* [REQUIREMENTS]: Your task is to repeat all of the data exactly while excluding the pictures.

* [EXTRACTED MATERIAL]:
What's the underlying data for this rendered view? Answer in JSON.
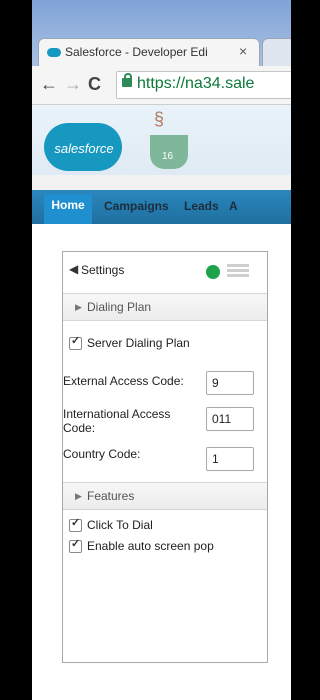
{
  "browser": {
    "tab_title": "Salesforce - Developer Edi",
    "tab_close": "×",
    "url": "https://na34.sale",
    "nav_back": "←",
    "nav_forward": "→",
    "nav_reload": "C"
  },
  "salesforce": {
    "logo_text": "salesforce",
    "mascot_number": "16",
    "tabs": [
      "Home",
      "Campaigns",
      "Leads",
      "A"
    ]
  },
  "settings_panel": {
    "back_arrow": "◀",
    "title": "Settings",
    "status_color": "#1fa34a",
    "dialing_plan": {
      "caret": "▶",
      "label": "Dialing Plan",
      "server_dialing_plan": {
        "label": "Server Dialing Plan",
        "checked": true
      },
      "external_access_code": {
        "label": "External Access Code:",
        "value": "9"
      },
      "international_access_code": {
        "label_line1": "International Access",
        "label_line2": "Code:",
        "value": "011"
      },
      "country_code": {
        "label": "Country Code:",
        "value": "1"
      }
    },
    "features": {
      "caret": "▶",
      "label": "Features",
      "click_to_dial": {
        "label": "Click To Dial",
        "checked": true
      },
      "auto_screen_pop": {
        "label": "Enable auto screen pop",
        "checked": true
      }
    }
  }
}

* [SOLUTION TO THIS EXERCISE]:
What's the underlying data for this rendered view? Answer in JSON.
{
  "browser": {
    "tab_title": "Salesforce - Developer Edi",
    "tab_close": "×",
    "url": "https://na34.sale",
    "nav_back": "←",
    "nav_forward": "→",
    "nav_reload": "C"
  },
  "salesforce": {
    "logo_text": "salesforce",
    "mascot_number": "16",
    "tabs": [
      "Home",
      "Campaigns",
      "Leads",
      "A"
    ]
  },
  "settings_panel": {
    "back_arrow": "◀",
    "title": "Settings",
    "status_color": "#1fa34a",
    "dialing_plan": {
      "caret": "▶",
      "label": "Dialing Plan",
      "server_dialing_plan": {
        "label": "Server Dialing Plan",
        "checked": true
      },
      "external_access_code": {
        "label": "External Access Code:",
        "value": "9"
      },
      "international_access_code": {
        "label_line1": "International Access",
        "label_line2": "Code:",
        "value": "011"
      },
      "country_code": {
        "label": "Country Code:",
        "value": "1"
      }
    },
    "features": {
      "caret": "▶",
      "label": "Features",
      "click_to_dial": {
        "label": "Click To Dial",
        "checked": true
      },
      "auto_screen_pop": {
        "label": "Enable auto screen pop",
        "checked": true
      }
    }
  }
}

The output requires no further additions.